Records shown:
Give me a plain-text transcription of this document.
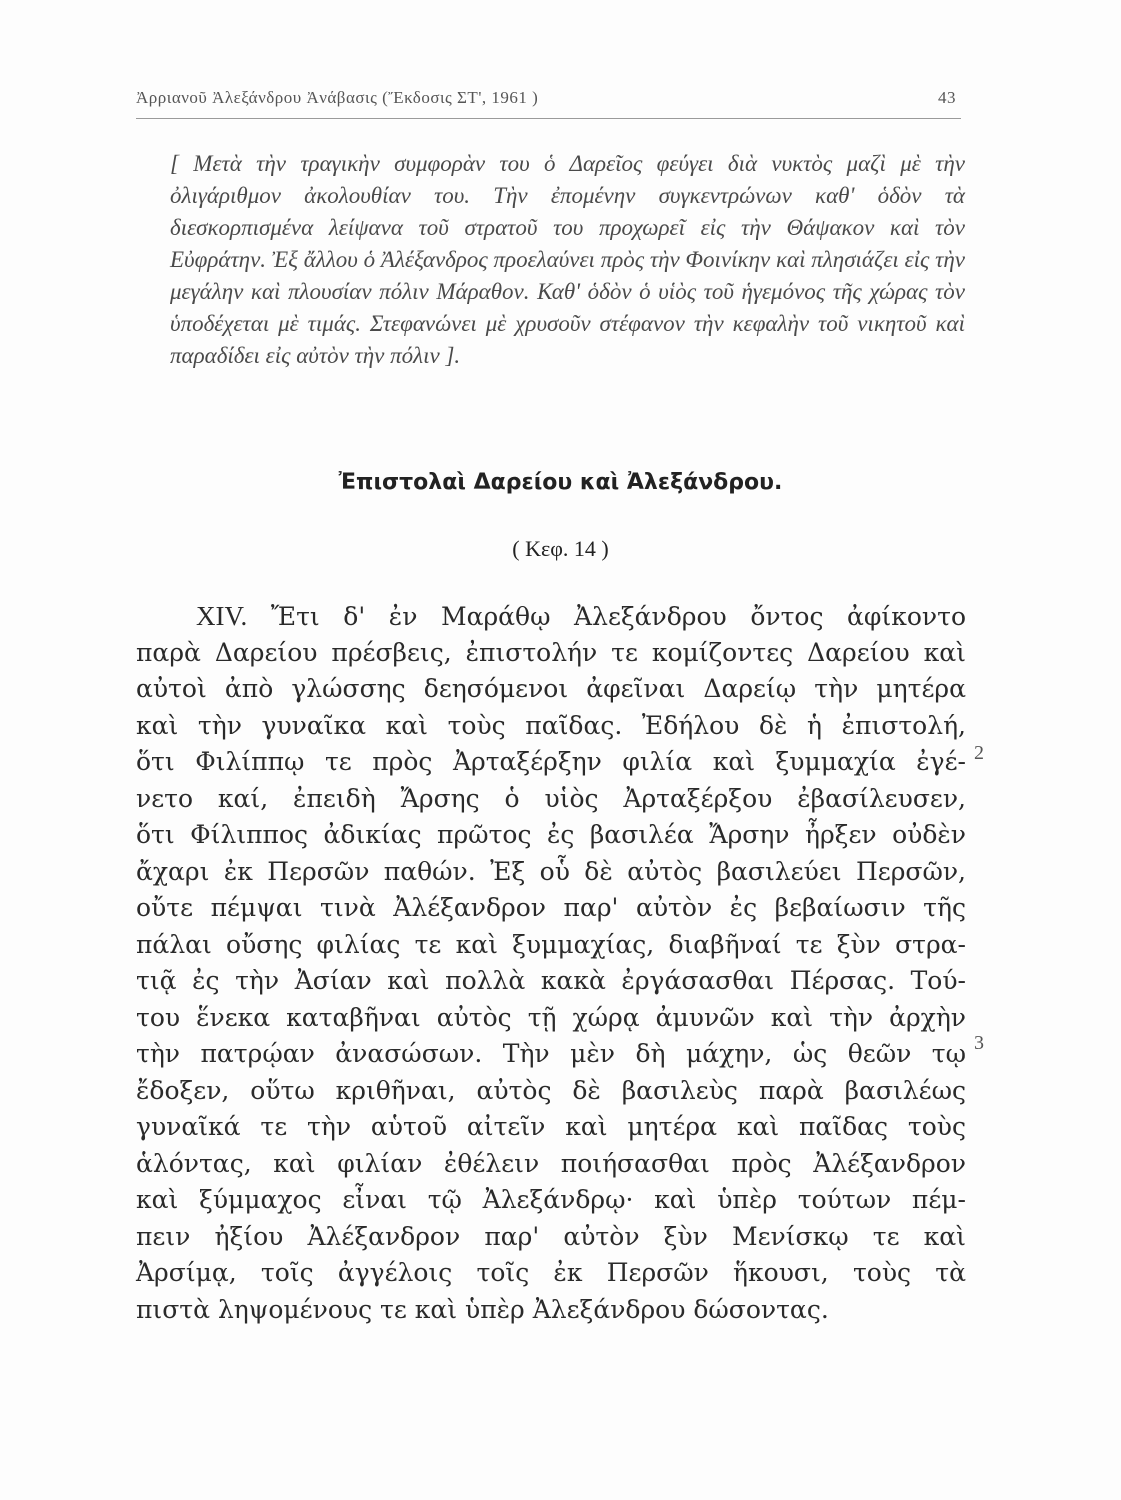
Ἀρριανοῦ Ἀλεξάνδρου Ἀνάβασις (Ἔκδοσις ΣΤ', 1961 )	43

[ Μετὰ τὴν τραγικὴν συμφορὰν του ὁ Δαρεῖος φεύγει διὰ νυκτὸς μαζὶ μὲ τὴν ὀλιγάριθμον ἀκολουθίαν του. Τὴν ἐπομένην συγκεντρώνων καθ' ὁδὸν τὰ διεσκορπισμένα λείψανα τοῦ στρατοῦ του προχωρεῖ εἰς τὴν Θάψακον καὶ τὸν Εὐφράτην. Ἐξ ἄλλου ὁ Ἀλέξανδρος προελαύνει πρὸς τὴν Φοινίκην καὶ πλησιάζει εἰς τὴν μεγάλην καὶ πλουσίαν πόλιν Μάραθον. Καθ' ὁδὸν ὁ υἱὸς τοῦ ἡγεμόνος τῆς χώρας τὸν ὑποδέχεται μὲ τιμάς. Στεφανώνει μὲ χρυσοῦν στέφανον τὴν κεφαλὴν τοῦ νικητοῦ καὶ παραδίδει εἰς αὐτὸν τὴν πόλιν ].

Ἐπιστολαὶ Δαρείου καὶ Ἀλεξάνδρου.
( Κεφ. 14 )
XIV. Ἔτι δ' ἐν Μαράθῳ Ἀλεξάνδρου ὄντος ἀφίκοντο
παρὰ Δαρείου πρέσβεις, ἐπιστολήν τε κομίζοντες Δαρείου καὶ
αὐτοὶ ἀπὸ γλώσσης δεησόμενοι ἀφεῖναι Δαρείῳ τὴν μητέρα
καὶ τὴν γυναῖκα καὶ τοὺς παῖδας. Ἐδήλου δὲ ἡ ἐπιστολή,
ὅτι Φιλίππῳ τε πρὸς Ἀρταξέρξην φιλία καὶ ξυμμαχία ἐγέ-
νετο καί, ἐπειδὴ Ἄρσης ὁ υἱὸς Ἀρταξέρξου ἐβασίλευσεν,
ὅτι Φίλιππος ἀδικίας πρῶτος ἐς βασιλέα Ἄρσην ἦρξεν οὐδὲν
ἄχαρι ἐκ Περσῶν παθών. Ἐξ οὗ δὲ αὐτὸς βασιλεύει Περσῶν,
οὔτε πέμψαι τινὰ Ἀλέξανδρον παρ' αὐτὸν ἐς βεβαίωσιν τῆς
πάλαι οὔσης φιλίας τε καὶ ξυμμαχίας, διαβῆναί τε ξὺν στρα-
τιᾷ ἐς τὴν Ἀσίαν καὶ πολλὰ κακὰ ἐργάσασθαι Πέρσας. Τού-
του ἕνεκα καταβῆναι αὐτὸς τῇ χώρᾳ ἀμυνῶν καὶ τὴν ἀρχὴν
τὴν πατρῴαν ἀνασώσων. Τὴν μὲν δὴ μάχην, ὡς θεῶν τῳ
ἔδοξεν, οὕτω κριθῆναι, αὐτὸς δὲ βασιλεὺς παρὰ βασιλέως
γυναῖκά τε τὴν αὑτοῦ αἰτεῖν καὶ μητέρα καὶ παῖδας τοὺς
ἁλόντας, καὶ φιλίαν ἐθέλειν ποιήσασθαι πρὸς Ἀλέξανδρον
καὶ ξύμμαχος εἶναι τῷ Ἀλεξάνδρῳ· καὶ ὑπὲρ τούτων πέμ-
πειν ἠξίου Ἀλέξανδρον παρ' αὐτὸν ξὺν Μενίσκῳ τε καὶ
Ἀρσίμᾳ, τοῖς ἀγγέλοις τοῖς ἐκ Περσῶν ἥκουσι, τοὺς τὰ
πιστὰ ληψομένους τε καὶ ὑπὲρ Ἀλεξάνδρου δώσοντας.
2
3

Problem statement: From the listing above, pick out every line containing "Δαρείου".

Written answer:
Ἐπιστολαὶ Δαρείου καὶ Ἀλεξάνδρου.
παρὰ Δαρείου πρέσβεις, ἐπιστολήν τε κομίζοντες Δαρείου καὶ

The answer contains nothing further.